Record excerpts:
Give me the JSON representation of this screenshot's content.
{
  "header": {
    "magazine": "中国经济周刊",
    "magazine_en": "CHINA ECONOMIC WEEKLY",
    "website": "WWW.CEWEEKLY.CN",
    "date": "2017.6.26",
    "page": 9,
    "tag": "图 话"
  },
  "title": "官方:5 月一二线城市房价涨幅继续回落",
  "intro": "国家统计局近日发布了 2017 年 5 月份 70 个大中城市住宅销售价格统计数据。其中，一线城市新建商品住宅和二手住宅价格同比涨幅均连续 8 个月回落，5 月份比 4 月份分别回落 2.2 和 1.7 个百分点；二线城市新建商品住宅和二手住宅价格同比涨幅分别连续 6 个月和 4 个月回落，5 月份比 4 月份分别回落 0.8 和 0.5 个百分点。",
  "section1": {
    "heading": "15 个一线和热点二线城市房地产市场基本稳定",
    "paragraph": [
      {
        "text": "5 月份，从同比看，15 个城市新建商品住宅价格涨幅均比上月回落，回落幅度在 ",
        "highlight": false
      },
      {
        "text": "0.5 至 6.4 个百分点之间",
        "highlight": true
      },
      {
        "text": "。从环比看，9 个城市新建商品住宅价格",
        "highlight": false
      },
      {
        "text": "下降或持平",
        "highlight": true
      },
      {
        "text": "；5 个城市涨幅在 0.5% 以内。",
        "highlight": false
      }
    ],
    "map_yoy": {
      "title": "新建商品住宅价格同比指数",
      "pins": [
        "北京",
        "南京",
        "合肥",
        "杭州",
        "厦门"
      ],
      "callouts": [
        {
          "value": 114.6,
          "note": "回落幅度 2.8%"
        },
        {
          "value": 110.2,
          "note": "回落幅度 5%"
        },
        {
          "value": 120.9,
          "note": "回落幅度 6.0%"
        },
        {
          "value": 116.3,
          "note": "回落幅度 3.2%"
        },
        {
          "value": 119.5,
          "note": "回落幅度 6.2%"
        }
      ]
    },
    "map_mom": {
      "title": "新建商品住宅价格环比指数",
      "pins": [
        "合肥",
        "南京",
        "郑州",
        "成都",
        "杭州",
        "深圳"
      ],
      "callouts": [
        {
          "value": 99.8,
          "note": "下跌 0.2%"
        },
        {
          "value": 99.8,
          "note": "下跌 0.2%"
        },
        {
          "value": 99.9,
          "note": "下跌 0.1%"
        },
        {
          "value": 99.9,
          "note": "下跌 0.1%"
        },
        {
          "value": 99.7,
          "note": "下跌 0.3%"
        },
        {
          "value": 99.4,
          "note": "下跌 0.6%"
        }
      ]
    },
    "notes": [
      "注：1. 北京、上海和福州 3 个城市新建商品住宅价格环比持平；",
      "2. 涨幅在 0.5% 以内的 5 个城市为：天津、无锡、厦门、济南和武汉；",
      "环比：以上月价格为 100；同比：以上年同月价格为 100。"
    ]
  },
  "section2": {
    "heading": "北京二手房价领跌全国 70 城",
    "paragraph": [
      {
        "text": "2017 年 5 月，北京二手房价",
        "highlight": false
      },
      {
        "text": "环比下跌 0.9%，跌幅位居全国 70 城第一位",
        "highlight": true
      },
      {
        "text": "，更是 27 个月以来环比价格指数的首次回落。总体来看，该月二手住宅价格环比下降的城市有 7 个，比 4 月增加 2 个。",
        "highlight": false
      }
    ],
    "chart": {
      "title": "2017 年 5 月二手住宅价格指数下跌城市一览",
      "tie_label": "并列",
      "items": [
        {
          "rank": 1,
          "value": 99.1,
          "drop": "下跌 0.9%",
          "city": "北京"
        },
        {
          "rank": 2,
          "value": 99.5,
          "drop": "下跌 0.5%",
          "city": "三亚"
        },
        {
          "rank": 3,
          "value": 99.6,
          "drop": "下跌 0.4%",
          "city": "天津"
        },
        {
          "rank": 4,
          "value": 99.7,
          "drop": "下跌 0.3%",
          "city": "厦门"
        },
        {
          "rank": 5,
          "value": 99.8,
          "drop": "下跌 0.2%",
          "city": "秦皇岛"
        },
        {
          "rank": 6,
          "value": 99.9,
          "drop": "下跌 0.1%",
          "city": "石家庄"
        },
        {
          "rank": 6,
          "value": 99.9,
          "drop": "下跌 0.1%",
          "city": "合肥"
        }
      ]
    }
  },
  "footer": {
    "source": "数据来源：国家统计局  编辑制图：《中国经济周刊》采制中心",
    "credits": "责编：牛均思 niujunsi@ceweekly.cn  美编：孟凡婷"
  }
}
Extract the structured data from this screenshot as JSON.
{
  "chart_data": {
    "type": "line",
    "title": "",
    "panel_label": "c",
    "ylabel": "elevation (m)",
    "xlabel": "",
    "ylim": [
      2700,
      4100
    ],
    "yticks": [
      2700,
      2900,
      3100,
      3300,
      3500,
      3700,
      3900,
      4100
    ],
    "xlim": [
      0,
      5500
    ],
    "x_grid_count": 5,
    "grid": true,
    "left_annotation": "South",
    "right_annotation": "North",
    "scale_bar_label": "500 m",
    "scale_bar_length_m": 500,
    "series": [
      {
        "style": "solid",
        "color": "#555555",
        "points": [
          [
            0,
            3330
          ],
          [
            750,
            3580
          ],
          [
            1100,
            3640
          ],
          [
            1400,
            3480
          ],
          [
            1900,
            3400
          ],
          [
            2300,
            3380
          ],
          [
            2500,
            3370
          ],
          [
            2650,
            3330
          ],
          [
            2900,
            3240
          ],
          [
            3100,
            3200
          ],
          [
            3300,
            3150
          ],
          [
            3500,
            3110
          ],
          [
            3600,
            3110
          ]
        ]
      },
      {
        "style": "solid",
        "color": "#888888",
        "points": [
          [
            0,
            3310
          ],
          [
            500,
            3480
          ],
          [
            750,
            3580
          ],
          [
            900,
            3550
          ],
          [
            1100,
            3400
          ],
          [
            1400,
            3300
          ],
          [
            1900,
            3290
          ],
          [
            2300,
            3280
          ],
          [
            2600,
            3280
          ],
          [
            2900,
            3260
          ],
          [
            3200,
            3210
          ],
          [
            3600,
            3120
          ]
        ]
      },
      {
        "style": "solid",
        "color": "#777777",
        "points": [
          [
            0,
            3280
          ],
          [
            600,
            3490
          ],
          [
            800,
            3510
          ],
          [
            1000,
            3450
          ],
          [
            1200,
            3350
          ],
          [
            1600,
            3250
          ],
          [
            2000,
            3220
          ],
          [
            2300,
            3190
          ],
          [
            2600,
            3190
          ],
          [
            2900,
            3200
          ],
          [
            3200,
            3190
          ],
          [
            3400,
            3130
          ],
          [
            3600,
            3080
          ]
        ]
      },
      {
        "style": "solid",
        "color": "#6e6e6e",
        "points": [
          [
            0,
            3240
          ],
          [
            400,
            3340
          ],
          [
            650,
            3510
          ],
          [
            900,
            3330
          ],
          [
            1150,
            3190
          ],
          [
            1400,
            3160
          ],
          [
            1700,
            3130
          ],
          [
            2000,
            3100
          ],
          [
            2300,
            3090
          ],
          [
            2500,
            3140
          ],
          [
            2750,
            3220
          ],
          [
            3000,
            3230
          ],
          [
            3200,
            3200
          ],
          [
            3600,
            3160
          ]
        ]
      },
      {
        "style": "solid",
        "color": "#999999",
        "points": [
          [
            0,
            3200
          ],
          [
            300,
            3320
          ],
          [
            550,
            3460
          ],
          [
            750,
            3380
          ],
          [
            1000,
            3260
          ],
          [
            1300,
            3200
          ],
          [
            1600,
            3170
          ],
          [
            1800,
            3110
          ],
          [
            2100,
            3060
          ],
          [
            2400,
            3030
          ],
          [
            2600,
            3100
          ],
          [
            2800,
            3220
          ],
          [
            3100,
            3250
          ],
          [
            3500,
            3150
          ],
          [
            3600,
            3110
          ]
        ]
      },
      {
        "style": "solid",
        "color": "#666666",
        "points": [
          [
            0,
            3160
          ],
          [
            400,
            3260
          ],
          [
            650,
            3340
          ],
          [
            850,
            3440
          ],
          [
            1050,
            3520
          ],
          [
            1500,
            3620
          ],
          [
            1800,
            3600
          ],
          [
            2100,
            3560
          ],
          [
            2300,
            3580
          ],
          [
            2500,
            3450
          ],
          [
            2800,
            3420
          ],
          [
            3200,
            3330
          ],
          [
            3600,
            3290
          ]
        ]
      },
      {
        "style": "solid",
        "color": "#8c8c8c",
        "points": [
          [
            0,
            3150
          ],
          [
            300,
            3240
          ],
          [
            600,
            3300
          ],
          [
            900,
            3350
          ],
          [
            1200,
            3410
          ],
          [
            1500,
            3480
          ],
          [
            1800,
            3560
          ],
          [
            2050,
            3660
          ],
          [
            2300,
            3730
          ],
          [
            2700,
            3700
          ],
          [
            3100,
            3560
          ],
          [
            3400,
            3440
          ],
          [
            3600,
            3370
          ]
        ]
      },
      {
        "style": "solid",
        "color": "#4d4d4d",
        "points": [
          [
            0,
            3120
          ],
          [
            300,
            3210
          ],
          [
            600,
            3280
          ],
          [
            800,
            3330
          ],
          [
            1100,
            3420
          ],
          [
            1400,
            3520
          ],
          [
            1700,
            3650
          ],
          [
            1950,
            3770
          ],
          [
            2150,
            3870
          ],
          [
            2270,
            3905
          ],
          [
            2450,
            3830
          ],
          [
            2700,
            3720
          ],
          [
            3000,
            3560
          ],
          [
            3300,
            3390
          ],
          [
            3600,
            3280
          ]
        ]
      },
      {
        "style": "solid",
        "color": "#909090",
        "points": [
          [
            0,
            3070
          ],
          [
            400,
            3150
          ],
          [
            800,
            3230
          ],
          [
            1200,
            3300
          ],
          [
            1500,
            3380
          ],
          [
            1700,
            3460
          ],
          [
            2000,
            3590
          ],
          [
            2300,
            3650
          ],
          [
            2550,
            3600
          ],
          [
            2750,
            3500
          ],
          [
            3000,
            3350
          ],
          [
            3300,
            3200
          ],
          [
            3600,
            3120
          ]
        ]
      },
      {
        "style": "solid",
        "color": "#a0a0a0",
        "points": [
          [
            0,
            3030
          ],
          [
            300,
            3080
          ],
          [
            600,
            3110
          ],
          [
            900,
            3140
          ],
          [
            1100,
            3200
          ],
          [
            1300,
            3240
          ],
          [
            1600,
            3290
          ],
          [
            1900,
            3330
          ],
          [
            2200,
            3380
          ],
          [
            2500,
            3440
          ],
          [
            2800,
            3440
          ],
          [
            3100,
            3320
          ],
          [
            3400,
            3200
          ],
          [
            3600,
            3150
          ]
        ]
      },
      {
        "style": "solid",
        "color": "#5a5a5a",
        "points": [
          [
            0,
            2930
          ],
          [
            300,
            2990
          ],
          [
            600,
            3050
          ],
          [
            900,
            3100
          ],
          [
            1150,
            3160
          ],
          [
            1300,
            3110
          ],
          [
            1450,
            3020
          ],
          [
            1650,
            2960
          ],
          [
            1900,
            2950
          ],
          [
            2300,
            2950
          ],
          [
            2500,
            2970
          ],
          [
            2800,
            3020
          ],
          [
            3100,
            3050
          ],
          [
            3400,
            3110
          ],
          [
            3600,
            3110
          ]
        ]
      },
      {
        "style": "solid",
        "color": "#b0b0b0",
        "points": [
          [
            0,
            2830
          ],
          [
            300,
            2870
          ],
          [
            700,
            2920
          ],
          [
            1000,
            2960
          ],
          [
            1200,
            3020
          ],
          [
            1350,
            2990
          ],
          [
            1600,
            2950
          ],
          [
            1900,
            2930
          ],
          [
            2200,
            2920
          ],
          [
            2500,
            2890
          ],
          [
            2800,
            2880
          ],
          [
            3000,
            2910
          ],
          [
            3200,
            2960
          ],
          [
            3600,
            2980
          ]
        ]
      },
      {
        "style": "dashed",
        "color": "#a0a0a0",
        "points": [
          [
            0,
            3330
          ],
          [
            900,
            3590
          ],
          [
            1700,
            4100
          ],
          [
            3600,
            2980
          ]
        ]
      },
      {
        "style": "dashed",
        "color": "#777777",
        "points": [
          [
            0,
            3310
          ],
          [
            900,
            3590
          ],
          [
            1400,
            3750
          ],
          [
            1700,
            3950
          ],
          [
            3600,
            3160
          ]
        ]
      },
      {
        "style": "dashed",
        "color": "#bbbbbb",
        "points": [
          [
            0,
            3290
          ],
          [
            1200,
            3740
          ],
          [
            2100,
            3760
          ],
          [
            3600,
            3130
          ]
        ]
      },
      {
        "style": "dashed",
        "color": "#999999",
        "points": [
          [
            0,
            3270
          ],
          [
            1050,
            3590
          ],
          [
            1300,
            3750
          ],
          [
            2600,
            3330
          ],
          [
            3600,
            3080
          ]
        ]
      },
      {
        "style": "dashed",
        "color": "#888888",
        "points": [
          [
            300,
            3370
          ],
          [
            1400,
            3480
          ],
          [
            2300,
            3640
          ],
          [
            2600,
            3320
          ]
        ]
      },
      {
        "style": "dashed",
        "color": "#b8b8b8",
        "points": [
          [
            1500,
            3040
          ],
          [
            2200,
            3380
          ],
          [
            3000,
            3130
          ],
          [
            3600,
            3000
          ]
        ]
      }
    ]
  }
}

Set task:
From the material, report only how many lines include the word "drop".

Full response:
7